SET PROBLEM: List, from the lines below, each one with "Depreciation" in it.

SOURCE MATERIAL:

════════════════════

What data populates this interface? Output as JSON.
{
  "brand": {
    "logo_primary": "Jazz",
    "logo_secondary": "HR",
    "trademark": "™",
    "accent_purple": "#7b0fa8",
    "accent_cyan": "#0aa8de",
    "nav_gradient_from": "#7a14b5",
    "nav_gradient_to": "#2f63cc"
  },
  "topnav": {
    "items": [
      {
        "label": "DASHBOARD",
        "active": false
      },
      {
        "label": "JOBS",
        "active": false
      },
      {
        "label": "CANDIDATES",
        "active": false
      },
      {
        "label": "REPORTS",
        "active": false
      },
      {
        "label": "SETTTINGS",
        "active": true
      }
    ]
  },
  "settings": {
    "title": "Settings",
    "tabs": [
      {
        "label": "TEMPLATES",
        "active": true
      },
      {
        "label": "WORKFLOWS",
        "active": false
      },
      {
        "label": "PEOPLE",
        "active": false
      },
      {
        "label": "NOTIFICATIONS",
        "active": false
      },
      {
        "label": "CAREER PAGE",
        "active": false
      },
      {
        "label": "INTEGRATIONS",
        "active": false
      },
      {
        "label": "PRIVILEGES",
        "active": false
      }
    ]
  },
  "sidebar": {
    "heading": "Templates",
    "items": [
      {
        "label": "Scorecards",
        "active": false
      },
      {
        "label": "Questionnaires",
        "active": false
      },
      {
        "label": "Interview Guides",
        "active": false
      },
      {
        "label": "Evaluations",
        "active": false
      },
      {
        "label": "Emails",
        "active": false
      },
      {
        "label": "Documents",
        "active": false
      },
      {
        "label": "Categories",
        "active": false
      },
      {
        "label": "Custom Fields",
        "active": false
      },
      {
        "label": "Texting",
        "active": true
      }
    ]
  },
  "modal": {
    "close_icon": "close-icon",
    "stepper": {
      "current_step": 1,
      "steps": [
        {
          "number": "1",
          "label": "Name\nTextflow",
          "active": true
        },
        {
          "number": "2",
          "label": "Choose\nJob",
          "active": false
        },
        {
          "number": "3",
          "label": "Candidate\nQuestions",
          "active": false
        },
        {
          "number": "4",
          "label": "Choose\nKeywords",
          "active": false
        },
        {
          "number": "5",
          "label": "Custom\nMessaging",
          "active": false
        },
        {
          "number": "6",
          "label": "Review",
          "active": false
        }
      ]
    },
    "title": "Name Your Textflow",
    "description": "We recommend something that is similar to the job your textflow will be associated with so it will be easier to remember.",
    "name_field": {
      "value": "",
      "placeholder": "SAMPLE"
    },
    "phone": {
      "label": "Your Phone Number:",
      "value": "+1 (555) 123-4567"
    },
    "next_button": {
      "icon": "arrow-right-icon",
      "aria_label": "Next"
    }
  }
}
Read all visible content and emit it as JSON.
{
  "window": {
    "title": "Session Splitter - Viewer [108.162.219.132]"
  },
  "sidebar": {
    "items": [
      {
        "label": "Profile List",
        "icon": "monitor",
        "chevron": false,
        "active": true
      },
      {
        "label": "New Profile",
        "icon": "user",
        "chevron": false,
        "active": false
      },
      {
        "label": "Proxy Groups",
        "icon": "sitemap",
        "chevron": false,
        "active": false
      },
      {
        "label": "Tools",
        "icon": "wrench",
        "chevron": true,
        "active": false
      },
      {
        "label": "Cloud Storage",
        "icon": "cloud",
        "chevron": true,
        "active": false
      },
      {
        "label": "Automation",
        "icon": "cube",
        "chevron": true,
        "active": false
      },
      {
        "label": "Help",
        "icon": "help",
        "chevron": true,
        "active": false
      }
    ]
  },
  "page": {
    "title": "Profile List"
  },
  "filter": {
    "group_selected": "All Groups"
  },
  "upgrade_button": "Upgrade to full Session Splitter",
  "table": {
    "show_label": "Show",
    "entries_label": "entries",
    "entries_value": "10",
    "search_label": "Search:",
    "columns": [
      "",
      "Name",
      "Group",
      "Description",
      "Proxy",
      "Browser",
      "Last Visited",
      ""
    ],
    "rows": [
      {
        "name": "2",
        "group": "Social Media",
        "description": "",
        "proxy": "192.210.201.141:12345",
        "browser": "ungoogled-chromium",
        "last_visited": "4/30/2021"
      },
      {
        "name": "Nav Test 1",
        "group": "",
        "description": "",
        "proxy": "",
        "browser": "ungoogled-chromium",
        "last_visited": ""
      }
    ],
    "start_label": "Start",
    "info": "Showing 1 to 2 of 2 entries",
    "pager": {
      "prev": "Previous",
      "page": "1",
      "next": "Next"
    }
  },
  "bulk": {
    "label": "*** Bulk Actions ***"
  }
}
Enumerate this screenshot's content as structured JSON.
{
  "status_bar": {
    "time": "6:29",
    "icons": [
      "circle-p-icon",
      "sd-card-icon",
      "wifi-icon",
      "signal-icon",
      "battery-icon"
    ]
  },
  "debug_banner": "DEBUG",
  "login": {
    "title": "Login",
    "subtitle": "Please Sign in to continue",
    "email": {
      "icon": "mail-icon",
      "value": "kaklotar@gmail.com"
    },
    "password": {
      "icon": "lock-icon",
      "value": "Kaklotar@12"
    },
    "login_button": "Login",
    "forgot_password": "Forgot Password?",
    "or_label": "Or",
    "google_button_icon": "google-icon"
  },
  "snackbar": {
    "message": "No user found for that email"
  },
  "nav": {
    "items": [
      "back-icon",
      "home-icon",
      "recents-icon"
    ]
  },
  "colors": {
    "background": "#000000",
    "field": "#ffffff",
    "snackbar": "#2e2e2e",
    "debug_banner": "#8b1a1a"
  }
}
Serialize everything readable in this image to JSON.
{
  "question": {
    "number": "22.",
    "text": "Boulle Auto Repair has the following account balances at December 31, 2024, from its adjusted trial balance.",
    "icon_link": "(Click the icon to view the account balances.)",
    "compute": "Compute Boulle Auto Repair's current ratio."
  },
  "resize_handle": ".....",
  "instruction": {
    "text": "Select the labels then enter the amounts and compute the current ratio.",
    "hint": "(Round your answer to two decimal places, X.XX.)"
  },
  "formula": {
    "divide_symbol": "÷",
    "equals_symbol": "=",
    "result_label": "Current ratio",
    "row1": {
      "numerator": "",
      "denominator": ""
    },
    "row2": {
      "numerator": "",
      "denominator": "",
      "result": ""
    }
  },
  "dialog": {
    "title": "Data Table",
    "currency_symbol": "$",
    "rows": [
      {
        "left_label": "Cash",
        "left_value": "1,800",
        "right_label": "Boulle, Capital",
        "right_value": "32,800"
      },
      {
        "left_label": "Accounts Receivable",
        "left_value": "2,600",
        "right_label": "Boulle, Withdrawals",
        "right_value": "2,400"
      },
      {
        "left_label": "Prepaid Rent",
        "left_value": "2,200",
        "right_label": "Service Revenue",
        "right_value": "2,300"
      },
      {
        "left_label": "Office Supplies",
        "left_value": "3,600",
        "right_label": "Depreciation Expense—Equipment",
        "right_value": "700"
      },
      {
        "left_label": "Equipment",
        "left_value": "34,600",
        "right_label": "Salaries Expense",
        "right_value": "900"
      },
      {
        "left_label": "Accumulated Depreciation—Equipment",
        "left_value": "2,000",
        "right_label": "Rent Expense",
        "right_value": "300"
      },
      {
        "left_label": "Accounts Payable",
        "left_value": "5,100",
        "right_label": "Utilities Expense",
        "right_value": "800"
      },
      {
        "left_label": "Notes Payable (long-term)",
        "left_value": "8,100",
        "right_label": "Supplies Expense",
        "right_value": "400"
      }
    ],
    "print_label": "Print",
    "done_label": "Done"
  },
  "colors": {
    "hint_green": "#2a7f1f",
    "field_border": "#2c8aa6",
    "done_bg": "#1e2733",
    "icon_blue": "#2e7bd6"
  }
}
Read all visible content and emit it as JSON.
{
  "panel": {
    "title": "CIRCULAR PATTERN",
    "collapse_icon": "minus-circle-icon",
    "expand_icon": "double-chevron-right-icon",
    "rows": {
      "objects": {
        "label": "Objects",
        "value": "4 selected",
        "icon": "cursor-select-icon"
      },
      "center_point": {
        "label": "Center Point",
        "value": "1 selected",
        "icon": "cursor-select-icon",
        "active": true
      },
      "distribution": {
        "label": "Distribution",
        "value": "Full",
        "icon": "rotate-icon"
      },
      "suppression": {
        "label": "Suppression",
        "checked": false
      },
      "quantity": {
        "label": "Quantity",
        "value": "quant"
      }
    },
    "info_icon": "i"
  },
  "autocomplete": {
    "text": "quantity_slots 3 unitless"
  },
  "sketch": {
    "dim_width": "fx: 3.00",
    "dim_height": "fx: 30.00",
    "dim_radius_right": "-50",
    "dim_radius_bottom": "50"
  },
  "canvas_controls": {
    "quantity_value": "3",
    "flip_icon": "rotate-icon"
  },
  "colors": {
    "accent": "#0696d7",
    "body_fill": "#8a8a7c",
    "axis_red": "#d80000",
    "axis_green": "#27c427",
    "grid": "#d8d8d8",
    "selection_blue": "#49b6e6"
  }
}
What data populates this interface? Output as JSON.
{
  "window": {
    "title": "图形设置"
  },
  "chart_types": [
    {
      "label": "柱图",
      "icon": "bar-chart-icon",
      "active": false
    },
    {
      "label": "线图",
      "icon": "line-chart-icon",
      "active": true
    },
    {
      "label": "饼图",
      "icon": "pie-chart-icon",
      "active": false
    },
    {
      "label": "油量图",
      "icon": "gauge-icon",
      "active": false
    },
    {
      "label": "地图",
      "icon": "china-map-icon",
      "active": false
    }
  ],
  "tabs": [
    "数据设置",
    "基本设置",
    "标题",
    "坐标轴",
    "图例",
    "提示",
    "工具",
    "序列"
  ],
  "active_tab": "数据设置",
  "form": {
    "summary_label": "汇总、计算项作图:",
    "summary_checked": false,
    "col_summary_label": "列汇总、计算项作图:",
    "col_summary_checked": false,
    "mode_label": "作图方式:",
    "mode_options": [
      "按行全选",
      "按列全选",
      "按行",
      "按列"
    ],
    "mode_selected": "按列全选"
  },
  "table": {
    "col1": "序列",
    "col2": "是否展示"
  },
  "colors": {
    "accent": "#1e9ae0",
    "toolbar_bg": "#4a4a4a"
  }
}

════════════════════

SOLUTION TO THE EXERCISE:
        "right_label": "Depreciation Expense—Equipment",
        "left_label": "Accumulated Depreciation—Equipment",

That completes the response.